__What you need to do__
Search the data for the word "content". Reproduce every line where it is found.

start Data in this exercise

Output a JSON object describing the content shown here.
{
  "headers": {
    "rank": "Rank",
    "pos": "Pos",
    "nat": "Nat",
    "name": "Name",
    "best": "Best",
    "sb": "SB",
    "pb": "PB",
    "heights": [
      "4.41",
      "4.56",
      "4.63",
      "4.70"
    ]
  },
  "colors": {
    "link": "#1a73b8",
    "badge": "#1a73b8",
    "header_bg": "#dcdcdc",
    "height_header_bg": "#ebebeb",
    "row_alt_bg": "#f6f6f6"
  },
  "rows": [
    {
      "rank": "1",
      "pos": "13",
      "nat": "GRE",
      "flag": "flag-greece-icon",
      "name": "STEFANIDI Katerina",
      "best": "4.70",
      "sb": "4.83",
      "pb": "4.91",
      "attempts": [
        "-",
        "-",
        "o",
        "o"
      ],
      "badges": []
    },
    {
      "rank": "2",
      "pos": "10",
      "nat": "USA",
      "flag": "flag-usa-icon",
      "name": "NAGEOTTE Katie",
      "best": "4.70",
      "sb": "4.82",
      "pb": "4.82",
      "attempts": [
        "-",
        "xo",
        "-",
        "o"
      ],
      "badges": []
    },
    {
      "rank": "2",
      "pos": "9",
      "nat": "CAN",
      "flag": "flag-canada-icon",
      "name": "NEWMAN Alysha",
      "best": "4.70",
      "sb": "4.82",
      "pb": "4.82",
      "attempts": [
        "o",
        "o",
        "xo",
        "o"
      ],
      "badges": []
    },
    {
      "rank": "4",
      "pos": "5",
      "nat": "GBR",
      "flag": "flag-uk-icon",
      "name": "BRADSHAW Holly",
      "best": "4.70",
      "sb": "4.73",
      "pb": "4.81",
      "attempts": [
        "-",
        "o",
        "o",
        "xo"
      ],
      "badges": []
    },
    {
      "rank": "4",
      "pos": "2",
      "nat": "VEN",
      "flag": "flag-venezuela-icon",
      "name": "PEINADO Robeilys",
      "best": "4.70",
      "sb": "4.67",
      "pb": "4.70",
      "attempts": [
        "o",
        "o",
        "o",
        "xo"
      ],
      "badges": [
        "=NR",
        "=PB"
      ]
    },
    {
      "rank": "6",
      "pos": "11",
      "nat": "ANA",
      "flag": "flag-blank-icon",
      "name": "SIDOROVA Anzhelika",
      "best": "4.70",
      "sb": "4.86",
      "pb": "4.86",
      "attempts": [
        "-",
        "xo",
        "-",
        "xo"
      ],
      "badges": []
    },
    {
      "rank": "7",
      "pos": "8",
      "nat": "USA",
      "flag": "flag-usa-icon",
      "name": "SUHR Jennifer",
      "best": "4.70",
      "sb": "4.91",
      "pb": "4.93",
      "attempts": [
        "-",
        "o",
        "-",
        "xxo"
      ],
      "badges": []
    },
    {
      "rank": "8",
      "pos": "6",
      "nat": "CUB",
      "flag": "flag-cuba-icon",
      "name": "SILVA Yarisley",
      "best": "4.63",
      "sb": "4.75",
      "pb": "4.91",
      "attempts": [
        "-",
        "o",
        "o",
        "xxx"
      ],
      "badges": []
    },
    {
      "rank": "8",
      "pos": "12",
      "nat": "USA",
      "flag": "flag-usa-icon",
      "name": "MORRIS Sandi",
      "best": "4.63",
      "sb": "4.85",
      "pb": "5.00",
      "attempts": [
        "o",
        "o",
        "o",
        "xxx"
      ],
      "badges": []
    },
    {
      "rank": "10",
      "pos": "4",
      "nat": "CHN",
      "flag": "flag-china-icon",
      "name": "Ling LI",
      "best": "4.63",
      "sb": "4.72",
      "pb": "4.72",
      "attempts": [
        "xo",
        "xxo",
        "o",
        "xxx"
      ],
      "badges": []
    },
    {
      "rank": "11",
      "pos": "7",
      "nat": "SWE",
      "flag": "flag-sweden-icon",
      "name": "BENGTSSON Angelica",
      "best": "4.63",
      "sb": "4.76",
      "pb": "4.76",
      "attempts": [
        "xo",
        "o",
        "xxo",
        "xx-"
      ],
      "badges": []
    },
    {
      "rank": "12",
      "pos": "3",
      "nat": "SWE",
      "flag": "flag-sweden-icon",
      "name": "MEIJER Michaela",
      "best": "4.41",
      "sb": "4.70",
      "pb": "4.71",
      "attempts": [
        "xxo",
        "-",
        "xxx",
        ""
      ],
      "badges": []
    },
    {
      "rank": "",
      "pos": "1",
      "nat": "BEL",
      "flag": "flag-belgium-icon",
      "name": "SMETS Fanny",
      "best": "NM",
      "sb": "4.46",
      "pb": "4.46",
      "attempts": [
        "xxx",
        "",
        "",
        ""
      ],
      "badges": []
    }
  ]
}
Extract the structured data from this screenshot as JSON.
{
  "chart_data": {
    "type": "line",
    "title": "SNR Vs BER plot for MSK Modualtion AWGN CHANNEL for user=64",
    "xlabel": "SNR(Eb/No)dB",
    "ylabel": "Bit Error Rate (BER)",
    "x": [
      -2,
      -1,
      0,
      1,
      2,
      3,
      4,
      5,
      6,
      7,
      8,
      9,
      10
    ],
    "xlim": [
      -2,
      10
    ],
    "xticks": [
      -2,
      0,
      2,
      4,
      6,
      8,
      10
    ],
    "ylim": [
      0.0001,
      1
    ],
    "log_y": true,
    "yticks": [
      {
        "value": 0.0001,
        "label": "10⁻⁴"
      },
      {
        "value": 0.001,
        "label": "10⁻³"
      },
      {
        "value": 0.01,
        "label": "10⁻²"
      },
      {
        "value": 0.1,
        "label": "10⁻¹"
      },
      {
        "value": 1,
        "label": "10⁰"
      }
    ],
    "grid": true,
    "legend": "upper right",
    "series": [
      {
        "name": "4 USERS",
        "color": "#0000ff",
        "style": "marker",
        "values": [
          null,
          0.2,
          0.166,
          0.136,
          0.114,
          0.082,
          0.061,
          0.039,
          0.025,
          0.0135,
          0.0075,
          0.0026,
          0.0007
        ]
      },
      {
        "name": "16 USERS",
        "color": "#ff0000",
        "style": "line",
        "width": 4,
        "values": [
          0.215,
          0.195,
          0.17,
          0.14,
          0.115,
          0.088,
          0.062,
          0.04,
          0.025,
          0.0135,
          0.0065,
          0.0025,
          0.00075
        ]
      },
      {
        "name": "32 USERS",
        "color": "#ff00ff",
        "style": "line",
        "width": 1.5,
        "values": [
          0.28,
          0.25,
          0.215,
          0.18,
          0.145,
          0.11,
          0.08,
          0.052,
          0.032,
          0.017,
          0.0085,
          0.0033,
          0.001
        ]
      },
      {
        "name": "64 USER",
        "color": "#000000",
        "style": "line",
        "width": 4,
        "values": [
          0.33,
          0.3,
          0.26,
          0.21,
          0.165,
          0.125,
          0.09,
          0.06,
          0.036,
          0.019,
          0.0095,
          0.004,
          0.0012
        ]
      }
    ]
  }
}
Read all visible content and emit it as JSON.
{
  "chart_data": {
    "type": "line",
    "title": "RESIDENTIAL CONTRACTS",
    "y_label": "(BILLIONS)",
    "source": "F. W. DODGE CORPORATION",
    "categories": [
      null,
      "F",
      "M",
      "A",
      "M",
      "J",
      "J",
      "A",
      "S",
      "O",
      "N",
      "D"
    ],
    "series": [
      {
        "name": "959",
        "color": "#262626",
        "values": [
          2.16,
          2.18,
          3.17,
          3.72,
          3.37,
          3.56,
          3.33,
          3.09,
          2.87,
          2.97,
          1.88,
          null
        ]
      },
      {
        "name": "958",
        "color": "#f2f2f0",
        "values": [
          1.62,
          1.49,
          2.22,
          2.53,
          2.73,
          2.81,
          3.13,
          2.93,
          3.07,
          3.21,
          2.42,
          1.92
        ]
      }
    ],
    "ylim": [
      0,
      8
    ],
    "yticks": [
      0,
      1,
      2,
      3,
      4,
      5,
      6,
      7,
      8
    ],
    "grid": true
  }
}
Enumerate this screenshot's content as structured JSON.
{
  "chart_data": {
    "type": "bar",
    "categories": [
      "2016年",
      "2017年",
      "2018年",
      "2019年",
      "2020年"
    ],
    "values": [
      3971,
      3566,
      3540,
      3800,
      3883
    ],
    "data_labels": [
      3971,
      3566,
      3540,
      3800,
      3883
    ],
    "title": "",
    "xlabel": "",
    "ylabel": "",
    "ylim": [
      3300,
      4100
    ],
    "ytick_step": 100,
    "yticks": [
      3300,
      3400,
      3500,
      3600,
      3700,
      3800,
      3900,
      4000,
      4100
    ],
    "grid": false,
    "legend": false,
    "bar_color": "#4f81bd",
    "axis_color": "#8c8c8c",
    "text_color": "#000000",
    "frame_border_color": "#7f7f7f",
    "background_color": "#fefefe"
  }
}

end Data in this exercise

__Full answer__
Output a JSON object describing the content shown here.
Read all visible content and emit it as JSON.
Enumerate this screenshot's content as structured JSON.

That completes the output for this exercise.